## TO BE DONE
Reproduce all records exactly.

::: PROVIDED RECORDS :::

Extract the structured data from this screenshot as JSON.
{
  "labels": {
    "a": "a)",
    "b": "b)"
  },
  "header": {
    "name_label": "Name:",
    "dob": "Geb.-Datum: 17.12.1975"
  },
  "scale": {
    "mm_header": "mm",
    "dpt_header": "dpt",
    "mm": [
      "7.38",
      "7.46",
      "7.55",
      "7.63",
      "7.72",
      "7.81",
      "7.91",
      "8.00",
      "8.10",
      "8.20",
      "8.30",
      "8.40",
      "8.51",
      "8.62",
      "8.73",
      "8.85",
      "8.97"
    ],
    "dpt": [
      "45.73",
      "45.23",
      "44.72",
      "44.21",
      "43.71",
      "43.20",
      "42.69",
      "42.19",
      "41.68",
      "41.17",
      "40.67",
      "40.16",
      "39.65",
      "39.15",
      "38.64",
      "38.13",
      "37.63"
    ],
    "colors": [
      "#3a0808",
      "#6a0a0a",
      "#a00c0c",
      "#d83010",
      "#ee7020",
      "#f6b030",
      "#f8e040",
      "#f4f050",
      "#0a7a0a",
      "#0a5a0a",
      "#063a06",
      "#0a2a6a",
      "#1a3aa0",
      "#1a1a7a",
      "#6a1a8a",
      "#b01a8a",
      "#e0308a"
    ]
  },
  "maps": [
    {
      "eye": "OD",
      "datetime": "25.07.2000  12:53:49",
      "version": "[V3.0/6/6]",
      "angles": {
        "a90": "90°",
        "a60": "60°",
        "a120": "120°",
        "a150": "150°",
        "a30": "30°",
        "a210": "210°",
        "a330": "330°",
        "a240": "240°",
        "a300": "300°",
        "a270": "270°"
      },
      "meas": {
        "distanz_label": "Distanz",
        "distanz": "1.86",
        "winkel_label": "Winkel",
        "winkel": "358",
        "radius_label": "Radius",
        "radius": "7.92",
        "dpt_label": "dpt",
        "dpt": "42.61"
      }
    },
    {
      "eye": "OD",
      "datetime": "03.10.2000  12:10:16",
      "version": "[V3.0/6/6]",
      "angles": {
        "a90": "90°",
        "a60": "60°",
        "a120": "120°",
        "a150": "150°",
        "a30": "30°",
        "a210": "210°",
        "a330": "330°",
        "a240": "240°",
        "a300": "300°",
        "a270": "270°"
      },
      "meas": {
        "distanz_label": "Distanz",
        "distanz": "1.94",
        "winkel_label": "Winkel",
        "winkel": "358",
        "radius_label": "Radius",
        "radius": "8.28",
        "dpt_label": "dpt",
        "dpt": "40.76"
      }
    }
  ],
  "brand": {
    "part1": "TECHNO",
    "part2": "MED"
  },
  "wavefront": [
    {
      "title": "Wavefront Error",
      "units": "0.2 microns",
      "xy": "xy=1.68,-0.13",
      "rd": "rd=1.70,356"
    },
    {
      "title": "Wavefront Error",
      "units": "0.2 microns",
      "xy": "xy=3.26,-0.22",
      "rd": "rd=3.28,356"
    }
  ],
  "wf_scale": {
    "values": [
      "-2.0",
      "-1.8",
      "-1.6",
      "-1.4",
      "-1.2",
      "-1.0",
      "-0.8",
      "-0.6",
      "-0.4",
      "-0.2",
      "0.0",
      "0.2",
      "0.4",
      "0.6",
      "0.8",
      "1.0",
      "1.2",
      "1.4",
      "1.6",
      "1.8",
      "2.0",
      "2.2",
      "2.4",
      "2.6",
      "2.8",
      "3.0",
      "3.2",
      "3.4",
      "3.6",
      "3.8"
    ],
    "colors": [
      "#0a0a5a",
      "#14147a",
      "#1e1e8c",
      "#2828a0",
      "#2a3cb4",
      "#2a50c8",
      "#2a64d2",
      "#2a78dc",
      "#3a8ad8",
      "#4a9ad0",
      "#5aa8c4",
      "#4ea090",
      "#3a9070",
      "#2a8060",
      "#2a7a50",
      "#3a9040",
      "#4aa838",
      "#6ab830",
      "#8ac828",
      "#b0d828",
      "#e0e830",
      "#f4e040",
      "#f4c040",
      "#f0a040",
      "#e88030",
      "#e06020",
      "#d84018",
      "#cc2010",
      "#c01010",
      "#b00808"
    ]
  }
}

:::

## THE COMPLETED TASK
Extract the structured data from this screenshot as JSON.
{
  "labels": {
    "a": "a)",
    "b": "b)"
  },
  "header": {
    "name_label": "Name:",
    "dob": "Geb.-Datum: 17.12.1975"
  },
  "scale": {
    "mm_header": "mm",
    "dpt_header": "dpt",
    "mm": [
      "7.38",
      "7.46",
      "7.55",
      "7.63",
      "7.72",
      "7.81",
      "7.91",
      "8.00",
      "8.10",
      "8.20",
      "8.30",
      "8.40",
      "8.51",
      "8.62",
      "8.73",
      "8.85",
      "8.97"
    ],
    "dpt": [
      "45.73",
      "45.23",
      "44.72",
      "44.21",
      "43.71",
      "43.20",
      "42.69",
      "42.19",
      "41.68",
      "41.17",
      "40.67",
      "40.16",
      "39.65",
      "39.15",
      "38.64",
      "38.13",
      "37.63"
    ],
    "colors": [
      "#3a0808",
      "#6a0a0a",
      "#a00c0c",
      "#d83010",
      "#ee7020",
      "#f6b030",
      "#f8e040",
      "#f4f050",
      "#0a7a0a",
      "#0a5a0a",
      "#063a06",
      "#0a2a6a",
      "#1a3aa0",
      "#1a1a7a",
      "#6a1a8a",
      "#b01a8a",
      "#e0308a"
    ]
  },
  "maps": [
    {
      "eye": "OD",
      "datetime": "25.07.2000  12:53:49",
      "version": "[V3.0/6/6]",
      "angles": {
        "a90": "90°",
        "a60": "60°",
        "a120": "120°",
        "a150": "150°",
        "a30": "30°",
        "a210": "210°",
        "a330": "330°",
        "a240": "240°",
        "a300": "300°",
        "a270": "270°"
      },
      "meas": {
        "distanz_label": "Distanz",
        "distanz": "1.86",
        "winkel_label": "Winkel",
        "winkel": "358",
        "radius_label": "Radius",
        "radius": "7.92",
        "dpt_label": "dpt",
        "dpt": "42.61"
      }
    },
    {
      "eye": "OD",
      "datetime": "03.10.2000  12:10:16",
      "version": "[V3.0/6/6]",
      "angles": {
        "a90": "90°",
        "a60": "60°",
        "a120": "120°",
        "a150": "150°",
        "a30": "30°",
        "a210": "210°",
        "a330": "330°",
        "a240": "240°",
        "a300": "300°",
        "a270": "270°"
      },
      "meas": {
        "distanz_label": "Distanz",
        "distanz": "1.94",
        "winkel_label": "Winkel",
        "winkel": "358",
        "radius_label": "Radius",
        "radius": "8.28",
        "dpt_label": "dpt",
        "dpt": "40.76"
      }
    }
  ],
  "brand": {
    "part1": "TECHNO",
    "part2": "MED"
  },
  "wavefront": [
    {
      "title": "Wavefront Error",
      "units": "0.2 microns",
      "xy": "xy=1.68,-0.13",
      "rd": "rd=1.70,356"
    },
    {
      "title": "Wavefront Error",
      "units": "0.2 microns",
      "xy": "xy=3.26,-0.22",
      "rd": "rd=3.28,356"
    }
  ],
  "wf_scale": {
    "values": [
      "-2.0",
      "-1.8",
      "-1.6",
      "-1.4",
      "-1.2",
      "-1.0",
      "-0.8",
      "-0.6",
      "-0.4",
      "-0.2",
      "0.0",
      "0.2",
      "0.4",
      "0.6",
      "0.8",
      "1.0",
      "1.2",
      "1.4",
      "1.6",
      "1.8",
      "2.0",
      "2.2",
      "2.4",
      "2.6",
      "2.8",
      "3.0",
      "3.2",
      "3.4",
      "3.6",
      "3.8"
    ],
    "colors": [
      "#0a0a5a",
      "#14147a",
      "#1e1e8c",
      "#2828a0",
      "#2a3cb4",
      "#2a50c8",
      "#2a64d2",
      "#2a78dc",
      "#3a8ad8",
      "#4a9ad0",
      "#5aa8c4",
      "#4ea090",
      "#3a9070",
      "#2a8060",
      "#2a7a50",
      "#3a9040",
      "#4aa838",
      "#6ab830",
      "#8ac828",
      "#b0d828",
      "#e0e830",
      "#f4e040",
      "#f4c040",
      "#f0a040",
      "#e88030",
      "#e06020",
      "#d84018",
      "#cc2010",
      "#c01010",
      "#b00808"
    ]
  }
}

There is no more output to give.